■ TASK BRIEF:
Find all the lines with "name" and gather them.
* START *
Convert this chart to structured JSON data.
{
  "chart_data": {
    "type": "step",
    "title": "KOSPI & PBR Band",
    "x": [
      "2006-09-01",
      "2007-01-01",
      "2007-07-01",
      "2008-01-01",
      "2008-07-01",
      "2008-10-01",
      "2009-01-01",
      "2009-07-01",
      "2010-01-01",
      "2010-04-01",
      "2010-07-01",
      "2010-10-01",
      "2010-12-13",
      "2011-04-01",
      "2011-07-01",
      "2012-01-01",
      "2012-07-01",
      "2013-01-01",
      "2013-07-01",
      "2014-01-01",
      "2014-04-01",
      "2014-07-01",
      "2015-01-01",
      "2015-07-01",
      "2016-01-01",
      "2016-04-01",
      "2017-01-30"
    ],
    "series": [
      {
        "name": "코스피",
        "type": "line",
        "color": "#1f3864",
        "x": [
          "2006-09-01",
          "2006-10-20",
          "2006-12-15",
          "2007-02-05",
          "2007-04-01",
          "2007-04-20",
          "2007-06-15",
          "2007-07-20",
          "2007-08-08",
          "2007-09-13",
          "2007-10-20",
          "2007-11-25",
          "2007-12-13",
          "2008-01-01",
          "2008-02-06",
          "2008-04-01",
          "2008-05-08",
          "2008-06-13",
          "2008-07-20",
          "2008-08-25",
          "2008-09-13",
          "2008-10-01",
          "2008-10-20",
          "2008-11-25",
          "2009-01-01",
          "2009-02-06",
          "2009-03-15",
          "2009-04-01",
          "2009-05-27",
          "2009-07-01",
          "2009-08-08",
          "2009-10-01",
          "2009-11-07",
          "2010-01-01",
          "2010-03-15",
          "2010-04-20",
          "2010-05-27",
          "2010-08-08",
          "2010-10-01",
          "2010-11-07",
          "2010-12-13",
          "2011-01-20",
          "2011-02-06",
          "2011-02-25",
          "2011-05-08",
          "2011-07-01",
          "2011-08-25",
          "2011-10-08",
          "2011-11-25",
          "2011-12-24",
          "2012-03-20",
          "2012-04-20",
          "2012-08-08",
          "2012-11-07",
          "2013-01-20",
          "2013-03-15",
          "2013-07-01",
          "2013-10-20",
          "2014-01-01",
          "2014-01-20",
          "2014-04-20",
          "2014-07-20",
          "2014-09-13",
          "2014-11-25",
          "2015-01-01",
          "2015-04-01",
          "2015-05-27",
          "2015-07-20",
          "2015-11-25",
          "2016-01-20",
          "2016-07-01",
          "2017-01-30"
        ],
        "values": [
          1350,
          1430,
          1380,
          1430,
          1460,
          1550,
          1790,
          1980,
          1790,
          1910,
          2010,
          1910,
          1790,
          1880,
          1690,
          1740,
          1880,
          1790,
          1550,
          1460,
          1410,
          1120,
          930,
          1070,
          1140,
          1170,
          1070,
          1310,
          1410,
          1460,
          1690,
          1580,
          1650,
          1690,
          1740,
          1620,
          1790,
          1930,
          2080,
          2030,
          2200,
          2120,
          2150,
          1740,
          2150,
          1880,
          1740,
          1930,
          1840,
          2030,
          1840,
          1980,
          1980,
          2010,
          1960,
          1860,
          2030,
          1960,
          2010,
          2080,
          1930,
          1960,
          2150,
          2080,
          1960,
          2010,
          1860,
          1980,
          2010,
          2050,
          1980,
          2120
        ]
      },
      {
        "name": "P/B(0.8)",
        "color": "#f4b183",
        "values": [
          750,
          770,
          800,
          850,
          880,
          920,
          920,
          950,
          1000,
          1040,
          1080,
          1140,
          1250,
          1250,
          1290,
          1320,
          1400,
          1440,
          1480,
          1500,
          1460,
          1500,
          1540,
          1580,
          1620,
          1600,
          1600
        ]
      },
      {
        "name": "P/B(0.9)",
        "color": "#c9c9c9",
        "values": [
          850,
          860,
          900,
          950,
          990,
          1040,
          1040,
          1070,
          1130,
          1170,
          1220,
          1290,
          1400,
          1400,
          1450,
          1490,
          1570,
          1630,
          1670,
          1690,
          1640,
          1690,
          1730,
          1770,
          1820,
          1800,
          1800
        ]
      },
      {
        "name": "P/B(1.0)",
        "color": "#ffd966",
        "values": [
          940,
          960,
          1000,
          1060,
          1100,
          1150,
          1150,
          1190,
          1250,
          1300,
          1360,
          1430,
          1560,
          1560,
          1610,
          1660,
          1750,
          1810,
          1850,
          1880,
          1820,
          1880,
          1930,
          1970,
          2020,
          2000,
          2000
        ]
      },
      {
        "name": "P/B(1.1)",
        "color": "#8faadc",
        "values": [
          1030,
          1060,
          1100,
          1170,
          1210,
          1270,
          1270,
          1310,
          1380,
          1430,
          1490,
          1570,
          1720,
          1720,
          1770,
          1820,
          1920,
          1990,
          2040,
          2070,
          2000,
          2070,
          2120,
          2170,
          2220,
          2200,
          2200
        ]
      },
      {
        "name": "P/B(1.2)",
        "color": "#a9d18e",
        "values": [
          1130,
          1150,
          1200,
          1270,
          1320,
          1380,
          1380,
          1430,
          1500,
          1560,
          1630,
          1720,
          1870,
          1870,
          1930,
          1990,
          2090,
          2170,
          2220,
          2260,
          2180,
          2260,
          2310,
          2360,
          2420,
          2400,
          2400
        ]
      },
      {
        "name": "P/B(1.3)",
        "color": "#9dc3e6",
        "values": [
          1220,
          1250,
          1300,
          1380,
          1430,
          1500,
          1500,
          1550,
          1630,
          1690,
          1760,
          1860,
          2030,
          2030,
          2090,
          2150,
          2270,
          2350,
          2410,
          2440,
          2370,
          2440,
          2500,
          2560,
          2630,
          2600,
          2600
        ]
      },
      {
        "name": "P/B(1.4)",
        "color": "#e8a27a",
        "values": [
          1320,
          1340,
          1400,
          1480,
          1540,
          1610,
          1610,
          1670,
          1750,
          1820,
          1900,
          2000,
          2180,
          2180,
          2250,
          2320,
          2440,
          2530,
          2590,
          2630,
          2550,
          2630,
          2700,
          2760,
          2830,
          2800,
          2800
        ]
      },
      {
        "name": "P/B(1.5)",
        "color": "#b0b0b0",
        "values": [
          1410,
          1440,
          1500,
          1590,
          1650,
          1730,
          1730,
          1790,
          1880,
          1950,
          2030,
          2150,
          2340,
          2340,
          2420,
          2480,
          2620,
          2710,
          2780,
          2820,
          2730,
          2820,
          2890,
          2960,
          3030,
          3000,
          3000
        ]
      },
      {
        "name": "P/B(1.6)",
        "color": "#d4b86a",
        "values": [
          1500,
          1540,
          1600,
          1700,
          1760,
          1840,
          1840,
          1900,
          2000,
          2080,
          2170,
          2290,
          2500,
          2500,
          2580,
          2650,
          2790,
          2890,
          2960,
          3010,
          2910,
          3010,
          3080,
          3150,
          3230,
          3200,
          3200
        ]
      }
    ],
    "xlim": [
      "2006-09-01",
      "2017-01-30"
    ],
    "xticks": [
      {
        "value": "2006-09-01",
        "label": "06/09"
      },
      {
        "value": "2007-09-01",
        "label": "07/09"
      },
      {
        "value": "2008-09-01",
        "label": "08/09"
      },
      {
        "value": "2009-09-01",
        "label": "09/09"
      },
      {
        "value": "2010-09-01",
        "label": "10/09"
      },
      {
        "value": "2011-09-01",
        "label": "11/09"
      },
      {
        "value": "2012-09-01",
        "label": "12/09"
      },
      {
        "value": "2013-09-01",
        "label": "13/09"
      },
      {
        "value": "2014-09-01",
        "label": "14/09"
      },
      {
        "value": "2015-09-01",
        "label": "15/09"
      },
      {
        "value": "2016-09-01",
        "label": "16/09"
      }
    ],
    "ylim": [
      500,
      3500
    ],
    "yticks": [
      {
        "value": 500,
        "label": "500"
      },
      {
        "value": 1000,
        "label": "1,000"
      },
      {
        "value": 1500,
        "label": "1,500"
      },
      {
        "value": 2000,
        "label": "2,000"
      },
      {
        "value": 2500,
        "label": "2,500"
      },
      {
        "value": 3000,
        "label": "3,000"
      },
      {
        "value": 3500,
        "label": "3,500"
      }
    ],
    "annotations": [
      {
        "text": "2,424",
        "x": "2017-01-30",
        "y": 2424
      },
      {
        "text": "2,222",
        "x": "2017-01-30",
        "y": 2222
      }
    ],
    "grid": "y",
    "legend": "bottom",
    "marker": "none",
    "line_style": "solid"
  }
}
* END *
■ RESPONSE:
        "name": "코스피",
        "name": "P/B(0.8)",
        "name": "P/B(0.9)",
        "name": "P/B(1.0)",
        "name": "P/B(1.1)",
        "name": "P/B(1.2)",
        "name": "P/B(1.3)",
        "name": "P/B(1.4)",
        "name": "P/B(1.5)",
        "name": "P/B(1.6)",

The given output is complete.